Exercise goal: Take the line with "Read the values" and every line after it, through the end of the listing, and give them again exactly, pictures excluded.
Data for this task start
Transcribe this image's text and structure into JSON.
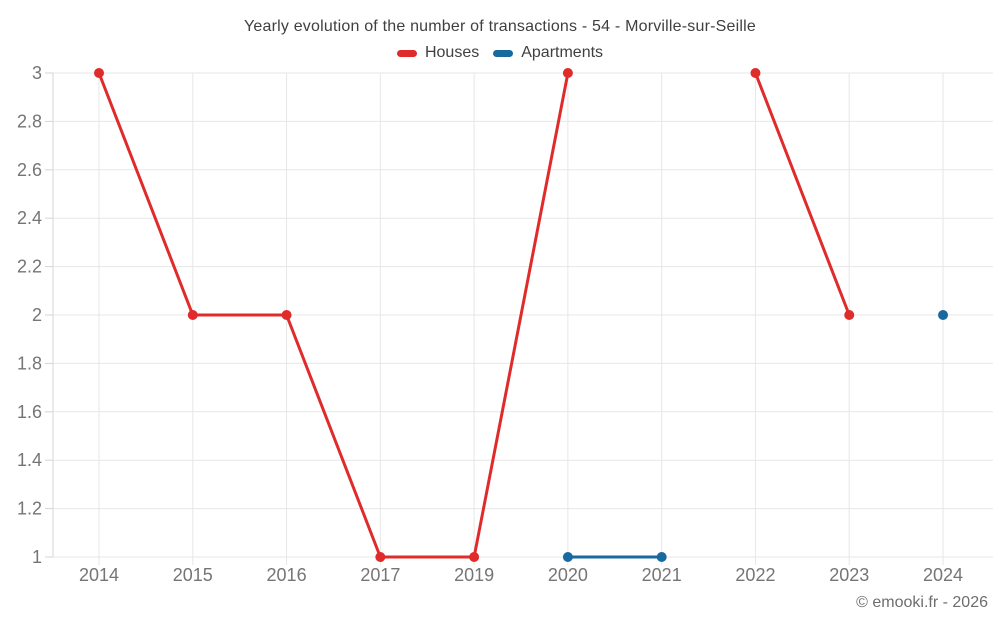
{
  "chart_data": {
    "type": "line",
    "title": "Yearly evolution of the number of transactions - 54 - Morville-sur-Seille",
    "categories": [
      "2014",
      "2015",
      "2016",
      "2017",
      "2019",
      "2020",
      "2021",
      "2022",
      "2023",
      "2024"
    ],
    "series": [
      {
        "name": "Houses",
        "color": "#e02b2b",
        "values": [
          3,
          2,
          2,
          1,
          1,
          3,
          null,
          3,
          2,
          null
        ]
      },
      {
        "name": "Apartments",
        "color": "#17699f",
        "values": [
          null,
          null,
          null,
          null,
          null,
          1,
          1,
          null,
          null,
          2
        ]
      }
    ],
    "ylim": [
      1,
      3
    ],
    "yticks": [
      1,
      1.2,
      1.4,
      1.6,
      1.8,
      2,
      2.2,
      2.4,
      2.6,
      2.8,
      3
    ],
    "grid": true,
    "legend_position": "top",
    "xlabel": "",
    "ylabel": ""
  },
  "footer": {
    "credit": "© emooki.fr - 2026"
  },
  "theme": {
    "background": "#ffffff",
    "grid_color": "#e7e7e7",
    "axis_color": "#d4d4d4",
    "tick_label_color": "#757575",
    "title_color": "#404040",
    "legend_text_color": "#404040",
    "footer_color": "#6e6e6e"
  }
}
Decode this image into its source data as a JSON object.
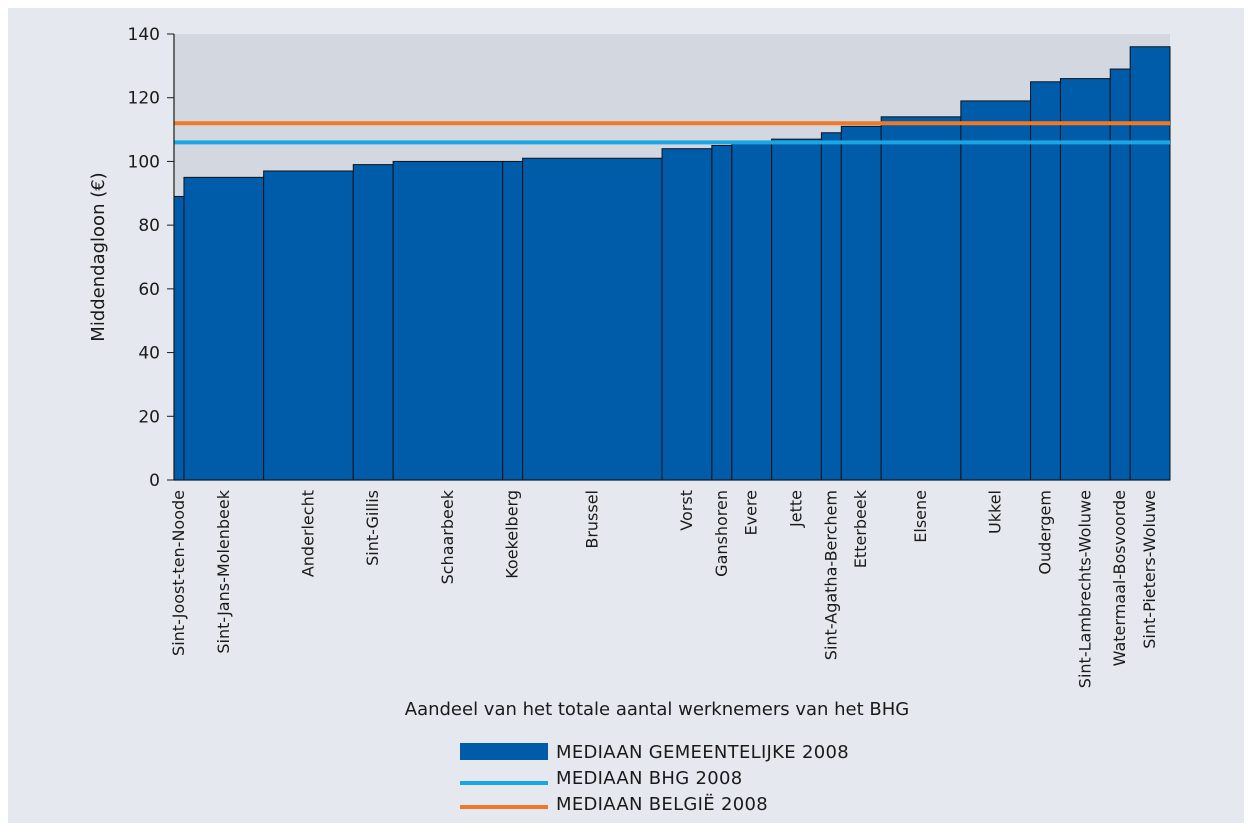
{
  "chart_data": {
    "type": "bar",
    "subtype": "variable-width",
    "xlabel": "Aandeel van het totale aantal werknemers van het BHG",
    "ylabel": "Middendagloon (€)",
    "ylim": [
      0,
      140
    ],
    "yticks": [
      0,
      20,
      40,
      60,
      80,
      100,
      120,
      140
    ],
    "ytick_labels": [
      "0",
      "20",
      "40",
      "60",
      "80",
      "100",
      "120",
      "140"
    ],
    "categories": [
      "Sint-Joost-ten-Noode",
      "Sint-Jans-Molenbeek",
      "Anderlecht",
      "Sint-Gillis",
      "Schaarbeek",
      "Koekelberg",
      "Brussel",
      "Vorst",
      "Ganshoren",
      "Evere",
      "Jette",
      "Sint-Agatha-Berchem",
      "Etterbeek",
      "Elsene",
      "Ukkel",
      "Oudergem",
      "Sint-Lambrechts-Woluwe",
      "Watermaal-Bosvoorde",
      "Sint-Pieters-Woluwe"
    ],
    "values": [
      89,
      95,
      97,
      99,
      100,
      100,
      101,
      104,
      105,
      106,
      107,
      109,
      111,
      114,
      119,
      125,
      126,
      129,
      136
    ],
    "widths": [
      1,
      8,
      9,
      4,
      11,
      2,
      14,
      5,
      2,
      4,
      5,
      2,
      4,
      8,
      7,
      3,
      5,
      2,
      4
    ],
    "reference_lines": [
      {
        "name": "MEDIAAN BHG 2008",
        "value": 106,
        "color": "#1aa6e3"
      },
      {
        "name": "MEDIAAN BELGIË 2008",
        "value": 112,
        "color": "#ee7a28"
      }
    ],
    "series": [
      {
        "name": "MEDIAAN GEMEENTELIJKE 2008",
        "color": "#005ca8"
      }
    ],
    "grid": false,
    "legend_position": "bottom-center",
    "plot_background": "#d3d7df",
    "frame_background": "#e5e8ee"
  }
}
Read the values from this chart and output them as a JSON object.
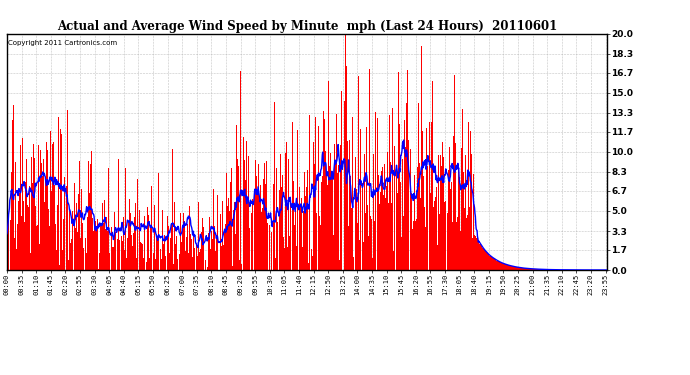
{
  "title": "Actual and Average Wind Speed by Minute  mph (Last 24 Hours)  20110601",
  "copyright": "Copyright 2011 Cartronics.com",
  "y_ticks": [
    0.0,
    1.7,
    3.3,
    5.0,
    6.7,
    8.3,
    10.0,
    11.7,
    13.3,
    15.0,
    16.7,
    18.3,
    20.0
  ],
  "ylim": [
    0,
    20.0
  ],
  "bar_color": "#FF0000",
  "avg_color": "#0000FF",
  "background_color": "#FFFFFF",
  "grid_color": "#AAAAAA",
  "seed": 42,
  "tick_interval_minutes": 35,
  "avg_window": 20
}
Data for this task end
Response to this task:
Read the values from this chart and output them as a JSON object.
{
  "title": "Actual and Average Wind Speed by Minute  mph (Last 24 Hours)  20110601",
  "copyright": "Copyright 2011 Cartronics.com",
  "y_ticks": [
    0.0,
    1.7,
    3.3,
    5.0,
    6.7,
    8.3,
    10.0,
    11.7,
    13.3,
    15.0,
    16.7,
    18.3,
    20.0
  ],
  "ylim": [
    0,
    20.0
  ],
  "bar_color": "#FF0000",
  "avg_color": "#0000FF",
  "background_color": "#FFFFFF",
  "grid_color": "#AAAAAA",
  "seed": 42,
  "tick_interval_minutes": 35,
  "avg_window": 20
}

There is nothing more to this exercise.